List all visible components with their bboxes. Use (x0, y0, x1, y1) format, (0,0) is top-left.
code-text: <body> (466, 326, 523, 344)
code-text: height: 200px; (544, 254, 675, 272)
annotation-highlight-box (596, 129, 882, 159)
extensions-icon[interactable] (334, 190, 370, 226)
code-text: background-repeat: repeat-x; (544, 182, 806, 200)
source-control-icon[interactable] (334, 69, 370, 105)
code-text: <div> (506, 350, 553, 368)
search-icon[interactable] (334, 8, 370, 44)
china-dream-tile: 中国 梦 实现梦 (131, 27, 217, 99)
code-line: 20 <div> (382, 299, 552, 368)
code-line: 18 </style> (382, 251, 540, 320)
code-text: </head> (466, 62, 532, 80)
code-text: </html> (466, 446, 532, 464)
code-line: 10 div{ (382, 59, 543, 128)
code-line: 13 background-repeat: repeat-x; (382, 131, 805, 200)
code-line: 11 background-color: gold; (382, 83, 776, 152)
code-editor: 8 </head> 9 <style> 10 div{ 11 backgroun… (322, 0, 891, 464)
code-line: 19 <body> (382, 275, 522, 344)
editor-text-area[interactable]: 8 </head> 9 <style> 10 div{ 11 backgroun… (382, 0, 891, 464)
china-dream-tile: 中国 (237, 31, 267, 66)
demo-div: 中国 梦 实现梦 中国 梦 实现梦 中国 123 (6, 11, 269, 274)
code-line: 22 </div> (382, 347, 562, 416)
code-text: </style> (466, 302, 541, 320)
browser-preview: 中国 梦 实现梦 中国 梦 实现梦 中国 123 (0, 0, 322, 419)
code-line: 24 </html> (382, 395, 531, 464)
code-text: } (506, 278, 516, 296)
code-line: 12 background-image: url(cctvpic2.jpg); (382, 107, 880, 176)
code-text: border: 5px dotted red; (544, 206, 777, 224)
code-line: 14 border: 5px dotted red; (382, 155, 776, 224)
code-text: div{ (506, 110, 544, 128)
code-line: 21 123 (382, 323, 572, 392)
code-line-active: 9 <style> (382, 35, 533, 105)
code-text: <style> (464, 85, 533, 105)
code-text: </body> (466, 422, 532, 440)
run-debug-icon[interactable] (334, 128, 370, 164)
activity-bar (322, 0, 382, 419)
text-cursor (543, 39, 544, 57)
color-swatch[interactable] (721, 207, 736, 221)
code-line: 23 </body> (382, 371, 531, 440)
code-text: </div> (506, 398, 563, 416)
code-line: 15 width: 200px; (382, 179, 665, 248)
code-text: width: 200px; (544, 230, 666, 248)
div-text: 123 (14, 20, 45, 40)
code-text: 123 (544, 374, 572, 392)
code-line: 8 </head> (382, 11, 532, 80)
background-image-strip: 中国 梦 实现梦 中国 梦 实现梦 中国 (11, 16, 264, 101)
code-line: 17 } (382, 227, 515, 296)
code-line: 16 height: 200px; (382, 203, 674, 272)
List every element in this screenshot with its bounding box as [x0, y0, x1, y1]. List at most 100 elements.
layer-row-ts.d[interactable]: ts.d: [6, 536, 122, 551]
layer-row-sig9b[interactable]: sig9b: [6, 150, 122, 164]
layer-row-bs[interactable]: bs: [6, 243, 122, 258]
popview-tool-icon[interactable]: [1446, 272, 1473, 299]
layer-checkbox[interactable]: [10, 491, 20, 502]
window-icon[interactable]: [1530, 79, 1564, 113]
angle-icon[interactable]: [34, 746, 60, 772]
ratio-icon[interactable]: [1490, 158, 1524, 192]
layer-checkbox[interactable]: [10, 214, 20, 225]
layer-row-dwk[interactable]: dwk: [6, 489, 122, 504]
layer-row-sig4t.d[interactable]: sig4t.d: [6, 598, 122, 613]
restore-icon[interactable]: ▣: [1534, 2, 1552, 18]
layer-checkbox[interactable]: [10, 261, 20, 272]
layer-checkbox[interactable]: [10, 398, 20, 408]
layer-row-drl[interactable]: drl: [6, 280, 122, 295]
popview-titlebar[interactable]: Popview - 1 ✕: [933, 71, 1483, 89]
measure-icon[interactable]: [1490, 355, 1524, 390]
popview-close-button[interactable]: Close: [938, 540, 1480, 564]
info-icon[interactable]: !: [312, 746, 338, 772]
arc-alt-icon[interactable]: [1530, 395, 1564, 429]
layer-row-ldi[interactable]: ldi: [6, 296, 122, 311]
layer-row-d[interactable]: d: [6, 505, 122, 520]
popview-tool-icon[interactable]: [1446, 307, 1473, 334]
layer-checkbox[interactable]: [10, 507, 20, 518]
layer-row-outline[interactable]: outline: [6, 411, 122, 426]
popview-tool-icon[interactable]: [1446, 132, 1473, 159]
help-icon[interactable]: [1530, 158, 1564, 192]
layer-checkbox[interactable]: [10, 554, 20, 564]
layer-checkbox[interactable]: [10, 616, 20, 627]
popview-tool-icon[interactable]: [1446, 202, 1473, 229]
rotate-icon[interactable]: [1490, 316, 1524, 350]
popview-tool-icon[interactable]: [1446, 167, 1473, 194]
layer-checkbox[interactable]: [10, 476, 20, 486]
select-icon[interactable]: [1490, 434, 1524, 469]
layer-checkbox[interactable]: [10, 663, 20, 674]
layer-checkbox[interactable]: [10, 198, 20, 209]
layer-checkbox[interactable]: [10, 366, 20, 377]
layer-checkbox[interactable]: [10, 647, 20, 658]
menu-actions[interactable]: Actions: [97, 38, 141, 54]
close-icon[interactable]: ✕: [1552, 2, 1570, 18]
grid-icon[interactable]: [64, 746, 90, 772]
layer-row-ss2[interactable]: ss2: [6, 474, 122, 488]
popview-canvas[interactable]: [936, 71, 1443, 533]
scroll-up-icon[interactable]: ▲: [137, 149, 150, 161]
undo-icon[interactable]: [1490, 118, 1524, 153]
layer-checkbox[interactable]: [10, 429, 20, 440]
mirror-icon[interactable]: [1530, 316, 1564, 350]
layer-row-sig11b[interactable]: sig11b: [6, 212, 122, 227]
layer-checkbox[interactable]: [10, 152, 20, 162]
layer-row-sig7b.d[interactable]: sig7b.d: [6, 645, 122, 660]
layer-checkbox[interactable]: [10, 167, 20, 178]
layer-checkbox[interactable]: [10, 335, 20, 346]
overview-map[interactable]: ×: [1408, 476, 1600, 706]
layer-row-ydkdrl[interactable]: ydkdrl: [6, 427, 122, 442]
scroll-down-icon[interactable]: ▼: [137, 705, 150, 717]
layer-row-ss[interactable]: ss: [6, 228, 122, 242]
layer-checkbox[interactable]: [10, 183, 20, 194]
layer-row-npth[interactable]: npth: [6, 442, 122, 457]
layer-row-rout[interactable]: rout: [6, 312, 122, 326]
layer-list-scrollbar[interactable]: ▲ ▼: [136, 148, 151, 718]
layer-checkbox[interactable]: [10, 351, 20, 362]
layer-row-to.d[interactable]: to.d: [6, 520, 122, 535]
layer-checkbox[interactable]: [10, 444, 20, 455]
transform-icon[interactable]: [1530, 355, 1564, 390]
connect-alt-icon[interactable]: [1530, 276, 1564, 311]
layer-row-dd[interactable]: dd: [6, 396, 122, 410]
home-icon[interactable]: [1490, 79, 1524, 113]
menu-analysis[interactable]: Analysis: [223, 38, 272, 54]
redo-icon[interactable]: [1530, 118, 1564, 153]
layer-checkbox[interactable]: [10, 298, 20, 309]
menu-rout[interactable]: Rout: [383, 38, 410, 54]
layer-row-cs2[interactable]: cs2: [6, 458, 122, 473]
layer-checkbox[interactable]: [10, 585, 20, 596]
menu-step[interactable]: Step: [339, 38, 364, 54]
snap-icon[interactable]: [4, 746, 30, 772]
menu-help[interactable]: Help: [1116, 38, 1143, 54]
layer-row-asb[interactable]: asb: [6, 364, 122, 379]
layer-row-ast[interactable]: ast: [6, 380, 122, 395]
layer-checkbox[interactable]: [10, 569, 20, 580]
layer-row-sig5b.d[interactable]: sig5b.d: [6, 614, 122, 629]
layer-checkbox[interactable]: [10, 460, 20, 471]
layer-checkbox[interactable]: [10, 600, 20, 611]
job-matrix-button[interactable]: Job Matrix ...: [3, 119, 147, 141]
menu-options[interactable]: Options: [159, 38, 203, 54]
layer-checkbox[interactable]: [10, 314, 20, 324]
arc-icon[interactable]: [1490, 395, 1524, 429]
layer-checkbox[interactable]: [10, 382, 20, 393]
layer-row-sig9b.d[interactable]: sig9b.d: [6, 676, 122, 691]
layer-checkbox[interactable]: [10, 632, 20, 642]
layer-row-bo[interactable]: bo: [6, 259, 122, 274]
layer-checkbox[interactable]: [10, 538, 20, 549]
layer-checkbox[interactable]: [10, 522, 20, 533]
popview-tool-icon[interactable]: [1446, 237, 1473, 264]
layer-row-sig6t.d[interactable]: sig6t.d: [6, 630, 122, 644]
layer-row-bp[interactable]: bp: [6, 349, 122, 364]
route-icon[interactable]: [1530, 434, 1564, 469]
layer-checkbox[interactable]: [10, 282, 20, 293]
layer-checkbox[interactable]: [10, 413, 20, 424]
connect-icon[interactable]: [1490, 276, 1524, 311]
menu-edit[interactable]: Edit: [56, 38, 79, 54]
========
### To do
Determine how many lines of the material above contain the word "dotted". Give only the number.

### Complete response
2